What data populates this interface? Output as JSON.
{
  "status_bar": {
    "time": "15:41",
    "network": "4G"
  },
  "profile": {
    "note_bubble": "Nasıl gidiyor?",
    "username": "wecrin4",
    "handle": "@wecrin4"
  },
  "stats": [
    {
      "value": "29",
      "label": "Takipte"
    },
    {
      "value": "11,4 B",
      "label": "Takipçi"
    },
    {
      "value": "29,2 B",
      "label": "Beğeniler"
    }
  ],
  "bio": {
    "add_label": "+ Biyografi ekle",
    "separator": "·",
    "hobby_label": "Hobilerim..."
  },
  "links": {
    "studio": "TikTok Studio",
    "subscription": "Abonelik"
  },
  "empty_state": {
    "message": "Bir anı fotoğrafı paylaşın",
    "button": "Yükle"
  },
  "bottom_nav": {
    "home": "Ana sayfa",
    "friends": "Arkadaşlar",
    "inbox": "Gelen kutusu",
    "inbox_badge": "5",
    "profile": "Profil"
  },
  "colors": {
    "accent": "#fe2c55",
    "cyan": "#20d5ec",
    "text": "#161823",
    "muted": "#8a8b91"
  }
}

++++++++

Aim ▸ Go through the records and print each one exactly.

Exercise solution ▸
What data populates this interface? Output as JSON.
{
  "status_bar": {
    "time": "15:41",
    "network": "4G"
  },
  "profile": {
    "note_bubble": "Nasıl gidiyor?",
    "username": "wecrin4",
    "handle": "@wecrin4"
  },
  "stats": [
    {
      "value": "29",
      "label": "Takipte"
    },
    {
      "value": "11,4 B",
      "label": "Takipçi"
    },
    {
      "value": "29,2 B",
      "label": "Beğeniler"
    }
  ],
  "bio": {
    "add_label": "+ Biyografi ekle",
    "separator": "·",
    "hobby_label": "Hobilerim..."
  },
  "links": {
    "studio": "TikTok Studio",
    "subscription": "Abonelik"
  },
  "empty_state": {
    "message": "Bir anı fotoğrafı paylaşın",
    "button": "Yükle"
  },
  "bottom_nav": {
    "home": "Ana sayfa",
    "friends": "Arkadaşlar",
    "inbox": "Gelen kutusu",
    "inbox_badge": "5",
    "profile": "Profil"
  },
  "colors": {
    "accent": "#fe2c55",
    "cyan": "#20d5ec",
    "text": "#161823",
    "muted": "#8a8b91"
  }
}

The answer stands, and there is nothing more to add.